[Aim of the task]:
Write each record again exactly as it stands.

[Start Records provided]

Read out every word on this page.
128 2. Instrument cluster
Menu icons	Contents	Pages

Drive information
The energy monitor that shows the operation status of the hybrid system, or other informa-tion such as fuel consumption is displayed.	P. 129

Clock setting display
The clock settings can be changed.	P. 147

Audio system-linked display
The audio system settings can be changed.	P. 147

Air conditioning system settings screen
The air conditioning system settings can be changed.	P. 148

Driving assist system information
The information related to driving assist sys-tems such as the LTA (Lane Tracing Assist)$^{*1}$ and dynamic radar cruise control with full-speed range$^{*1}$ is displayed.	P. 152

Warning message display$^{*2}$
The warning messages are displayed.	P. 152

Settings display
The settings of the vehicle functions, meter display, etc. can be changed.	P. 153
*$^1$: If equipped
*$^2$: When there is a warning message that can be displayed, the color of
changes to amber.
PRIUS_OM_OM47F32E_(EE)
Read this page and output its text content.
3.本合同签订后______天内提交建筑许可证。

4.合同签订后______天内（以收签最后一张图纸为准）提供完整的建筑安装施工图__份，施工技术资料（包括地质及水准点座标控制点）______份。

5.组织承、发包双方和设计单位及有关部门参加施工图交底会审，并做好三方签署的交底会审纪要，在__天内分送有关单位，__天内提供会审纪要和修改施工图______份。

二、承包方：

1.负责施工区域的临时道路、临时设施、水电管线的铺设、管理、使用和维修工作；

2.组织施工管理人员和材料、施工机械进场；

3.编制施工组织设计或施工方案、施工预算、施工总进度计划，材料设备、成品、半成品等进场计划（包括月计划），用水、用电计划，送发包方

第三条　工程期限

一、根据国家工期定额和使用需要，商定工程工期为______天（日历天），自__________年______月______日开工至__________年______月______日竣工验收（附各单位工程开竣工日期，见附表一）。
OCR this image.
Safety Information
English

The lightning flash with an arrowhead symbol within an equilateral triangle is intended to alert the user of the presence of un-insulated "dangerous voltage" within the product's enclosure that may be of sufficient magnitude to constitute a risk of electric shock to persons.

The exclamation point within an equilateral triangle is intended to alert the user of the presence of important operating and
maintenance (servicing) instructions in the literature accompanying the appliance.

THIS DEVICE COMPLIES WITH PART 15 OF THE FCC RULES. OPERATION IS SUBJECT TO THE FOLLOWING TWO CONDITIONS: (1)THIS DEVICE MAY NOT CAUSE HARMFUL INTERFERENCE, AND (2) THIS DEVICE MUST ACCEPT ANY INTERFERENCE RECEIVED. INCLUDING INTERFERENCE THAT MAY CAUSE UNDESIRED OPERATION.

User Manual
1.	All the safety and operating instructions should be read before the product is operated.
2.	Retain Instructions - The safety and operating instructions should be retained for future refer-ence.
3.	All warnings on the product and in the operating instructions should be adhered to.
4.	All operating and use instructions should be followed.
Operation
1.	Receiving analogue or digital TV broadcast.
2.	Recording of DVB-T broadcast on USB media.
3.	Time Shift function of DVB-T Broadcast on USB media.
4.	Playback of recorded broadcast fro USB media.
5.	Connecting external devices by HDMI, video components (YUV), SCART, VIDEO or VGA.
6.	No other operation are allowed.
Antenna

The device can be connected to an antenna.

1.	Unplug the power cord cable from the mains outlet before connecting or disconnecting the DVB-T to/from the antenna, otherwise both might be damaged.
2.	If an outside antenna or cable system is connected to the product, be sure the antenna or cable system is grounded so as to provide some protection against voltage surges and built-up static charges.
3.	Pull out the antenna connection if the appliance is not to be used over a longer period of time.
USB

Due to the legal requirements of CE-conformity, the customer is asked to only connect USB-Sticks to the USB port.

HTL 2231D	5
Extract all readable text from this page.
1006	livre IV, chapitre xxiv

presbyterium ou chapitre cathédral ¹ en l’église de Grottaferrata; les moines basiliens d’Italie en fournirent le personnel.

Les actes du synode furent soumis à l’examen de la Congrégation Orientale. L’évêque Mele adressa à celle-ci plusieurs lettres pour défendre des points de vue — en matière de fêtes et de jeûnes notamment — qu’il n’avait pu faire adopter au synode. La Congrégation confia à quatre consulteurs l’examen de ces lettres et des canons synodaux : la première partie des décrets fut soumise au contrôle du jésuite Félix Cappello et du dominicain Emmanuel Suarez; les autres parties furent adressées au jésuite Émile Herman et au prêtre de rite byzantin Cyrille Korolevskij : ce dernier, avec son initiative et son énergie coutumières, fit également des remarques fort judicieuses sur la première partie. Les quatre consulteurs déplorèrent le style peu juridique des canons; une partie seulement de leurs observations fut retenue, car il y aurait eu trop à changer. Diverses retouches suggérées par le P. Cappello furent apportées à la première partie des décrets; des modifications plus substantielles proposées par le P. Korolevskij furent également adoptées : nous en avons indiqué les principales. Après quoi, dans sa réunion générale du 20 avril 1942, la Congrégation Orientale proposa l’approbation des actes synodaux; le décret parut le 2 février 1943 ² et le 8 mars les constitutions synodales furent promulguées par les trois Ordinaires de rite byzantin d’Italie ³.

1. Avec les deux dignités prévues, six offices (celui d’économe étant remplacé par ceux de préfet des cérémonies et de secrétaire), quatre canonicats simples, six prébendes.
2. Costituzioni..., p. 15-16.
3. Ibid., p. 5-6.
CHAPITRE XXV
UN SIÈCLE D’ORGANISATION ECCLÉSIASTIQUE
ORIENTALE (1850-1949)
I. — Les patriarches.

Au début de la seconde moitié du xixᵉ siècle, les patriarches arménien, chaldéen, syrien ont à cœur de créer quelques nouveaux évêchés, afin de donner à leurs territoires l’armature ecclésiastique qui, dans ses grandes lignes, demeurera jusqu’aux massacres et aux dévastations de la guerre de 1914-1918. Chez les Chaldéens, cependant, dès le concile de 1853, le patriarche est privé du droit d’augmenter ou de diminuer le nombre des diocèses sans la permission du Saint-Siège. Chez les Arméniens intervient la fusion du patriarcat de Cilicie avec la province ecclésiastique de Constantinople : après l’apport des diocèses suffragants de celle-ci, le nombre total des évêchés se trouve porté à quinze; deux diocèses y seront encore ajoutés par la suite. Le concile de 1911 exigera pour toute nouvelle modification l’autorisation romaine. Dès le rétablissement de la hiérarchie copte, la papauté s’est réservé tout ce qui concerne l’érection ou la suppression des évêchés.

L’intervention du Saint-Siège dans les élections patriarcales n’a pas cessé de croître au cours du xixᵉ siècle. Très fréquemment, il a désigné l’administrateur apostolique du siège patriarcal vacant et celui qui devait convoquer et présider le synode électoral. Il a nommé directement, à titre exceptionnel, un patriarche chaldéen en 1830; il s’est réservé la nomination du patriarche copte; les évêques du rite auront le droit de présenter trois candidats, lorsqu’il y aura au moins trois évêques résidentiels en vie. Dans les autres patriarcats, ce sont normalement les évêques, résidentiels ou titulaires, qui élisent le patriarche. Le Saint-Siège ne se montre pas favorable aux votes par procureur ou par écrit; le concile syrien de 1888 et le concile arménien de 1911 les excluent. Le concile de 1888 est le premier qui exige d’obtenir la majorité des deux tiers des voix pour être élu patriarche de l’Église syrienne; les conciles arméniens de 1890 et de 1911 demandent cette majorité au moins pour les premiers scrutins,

[End Records provided]

[Correct output]:
Read out every word on this page.
128 2. Instrument cluster
Menu icons	Contents	Pages

Drive information
The energy monitor that shows the operation status of the hybrid system, or other informa-tion such as fuel consumption is displayed.	P. 129

Clock setting display
The clock settings can be changed.	P. 147

Audio system-linked display
The audio system settings can be changed.	P. 147

Air conditioning system settings screen
The air conditioning system settings can be changed.	P. 148

Driving assist system information
The information related to driving assist sys-tems such as the LTA (Lane Tracing Assist)$^{*1}$ and dynamic radar cruise control with full-speed range$^{*1}$ is displayed.	P. 152

Warning message display$^{*2}$
The warning messages are displayed.	P. 152

Settings display
The settings of the vehicle functions, meter display, etc. can be changed.	P. 153
*$^1$: If equipped
*$^2$: When there is a warning message that can be displayed, the color of
changes to amber.
PRIUS_OM_OM47F32E_(EE)
Read this page and output its text content.
3.本合同签订后______天内提交建筑许可证。

4.合同签订后______天内（以收签最后一张图纸为准）提供完整的建筑安装施工图__份，施工技术资料（包括地质及水准点座标控制点）______份。

5.组织承、发包双方和设计单位及有关部门参加施工图交底会审，并做好三方签署的交底会审纪要，在__天内分送有关单位，__天内提供会审纪要和修改施工图______份。

二、承包方：

1.负责施工区域的临时道路、临时设施、水电管线的铺设、管理、使用和维修工作；

2.组织施工管理人员和材料、施工机械进场；

3.编制施工组织设计或施工方案、施工预算、施工总进度计划，材料设备、成品、半成品等进场计划（包括月计划），用水、用电计划，送发包方

第三条　工程期限

一、根据国家工期定额和使用需要，商定工程工期为______天（日历天），自__________年______月______日开工至__________年______月______日竣工验收（附各单位工程开竣工日期，见附表一）。
OCR this image.
Safety Information
English

The lightning flash with an arrowhead symbol within an equilateral triangle is intended to alert the user of the presence of un-insulated "dangerous voltage" within the product's enclosure that may be of sufficient magnitude to constitute a risk of electric shock to persons.

The exclamation point within an equilateral triangle is intended to alert the user of the presence of important operating and
maintenance (servicing) instructions in the literature accompanying the appliance.

THIS DEVICE COMPLIES WITH PART 15 OF THE FCC RULES. OPERATION IS SUBJECT TO THE FOLLOWING TWO CONDITIONS: (1)THIS DEVICE MAY NOT CAUSE HARMFUL INTERFERENCE, AND (2) THIS DEVICE MUST ACCEPT ANY INTERFERENCE RECEIVED. INCLUDING INTERFERENCE THAT MAY CAUSE UNDESIRED OPERATION.

User Manual
1.	All the safety and operating instructions should be read before the product is operated.
2.	Retain Instructions - The safety and operating instructions should be retained for future refer-ence.
3.	All warnings on the product and in the operating instructions should be adhered to.
4.	All operating and use instructions should be followed.
Operation
1.	Receiving analogue or digital TV broadcast.
2.	Recording of DVB-T broadcast on USB media.
3.	Time Shift function of DVB-T Broadcast on USB media.
4.	Playback of recorded broadcast fro USB media.
5.	Connecting external devices by HDMI, video components (YUV), SCART, VIDEO or VGA.
6.	No other operation are allowed.
Antenna

The device can be connected to an antenna.

1.	Unplug the power cord cable from the mains outlet before connecting or disconnecting the DVB-T to/from the antenna, otherwise both might be damaged.
2.	If an outside antenna or cable system is connected to the product, be sure the antenna or cable system is grounded so as to provide some protection against voltage surges and built-up static charges.
3.	Pull out the antenna connection if the appliance is not to be used over a longer period of time.
USB

Due to the legal requirements of CE-conformity, the customer is asked to only connect USB-Sticks to the USB port.

HTL 2231D	5
Extract all readable text from this page.
1006	livre IV, chapitre xxiv

presbyterium ou chapitre cathédral ¹ en l’église de Grottaferrata; les moines basiliens d’Italie en fournirent le personnel.

Les actes du synode furent soumis à l’examen de la Congrégation Orientale. L’évêque Mele adressa à celle-ci plusieurs lettres pour défendre des points de vue — en matière de fêtes et de jeûnes notamment — qu’il n’avait pu faire adopter au synode. La Congrégation confia à quatre consulteurs l’examen de ces lettres et des canons synodaux : la première partie des décrets fut soumise au contrôle du jésuite Félix Cappello et du dominicain Emmanuel Suarez; les autres parties furent adressées au jésuite Émile Herman et au prêtre de rite byzantin Cyrille Korolevskij : ce dernier, avec son initiative et son énergie coutumières, fit également des remarques fort judicieuses sur la première partie. Les quatre consulteurs déplorèrent le style peu juridique des canons; une partie seulement de leurs observations fut retenue, car il y aurait eu trop à changer. Diverses retouches suggérées par le P. Cappello furent apportées à la première partie des décrets; des modifications plus substantielles proposées par le P. Korolevskij furent également adoptées : nous en avons indiqué les principales. Après quoi, dans sa réunion générale du 20 avril 1942, la Congrégation Orientale proposa l’approbation des actes synodaux; le décret parut le 2 février 1943 ² et le 8 mars les constitutions synodales furent promulguées par les trois Ordinaires de rite byzantin d’Italie ³.

1. Avec les deux dignités prévues, six offices (celui d’économe étant remplacé par ceux de préfet des cérémonies et de secrétaire), quatre canonicats simples, six prébendes.
2. Costituzioni..., p. 15-16.
3. Ibid., p. 5-6.
CHAPITRE XXV
UN SIÈCLE D’ORGANISATION ECCLÉSIASTIQUE
ORIENTALE (1850-1949)
I. — Les patriarches.

Au début de la seconde moitié du xixᵉ siècle, les patriarches arménien, chaldéen, syrien ont à cœur de créer quelques nouveaux évêchés, afin de donner à leurs territoires l’armature ecclésiastique qui, dans ses grandes lignes, demeurera jusqu’aux massacres et aux dévastations de la guerre de 1914-1918. Chez les Chaldéens, cependant, dès le concile de 1853, le patriarche est privé du droit d’augmenter ou de diminuer le nombre des diocèses sans la permission du Saint-Siège. Chez les Arméniens intervient la fusion du patriarcat de Cilicie avec la province ecclésiastique de Constantinople : après l’apport des diocèses suffragants de celle-ci, le nombre total des évêchés se trouve porté à quinze; deux diocèses y seront encore ajoutés par la suite. Le concile de 1911 exigera pour toute nouvelle modification l’autorisation romaine. Dès le rétablissement de la hiérarchie copte, la papauté s’est réservé tout ce qui concerne l’érection ou la suppression des évêchés.

L’intervention du Saint-Siège dans les élections patriarcales n’a pas cessé de croître au cours du xixᵉ siècle. Très fréquemment, il a désigné l’administrateur apostolique du siège patriarcal vacant et celui qui devait convoquer et présider le synode électoral. Il a nommé directement, à titre exceptionnel, un patriarche chaldéen en 1830; il s’est réservé la nomination du patriarche copte; les évêques du rite auront le droit de présenter trois candidats, lorsqu’il y aura au moins trois évêques résidentiels en vie. Dans les autres patriarcats, ce sont normalement les évêques, résidentiels ou titulaires, qui élisent le patriarche. Le Saint-Siège ne se montre pas favorable aux votes par procureur ou par écrit; le concile syrien de 1888 et le concile arménien de 1911 les excluent. Le concile de 1888 est le premier qui exige d’obtenir la majorité des deux tiers des voix pour être élu patriarche de l’Église syrienne; les conciles arméniens de 1890 et de 1911 demandent cette majorité au moins pour les premiers scrutins,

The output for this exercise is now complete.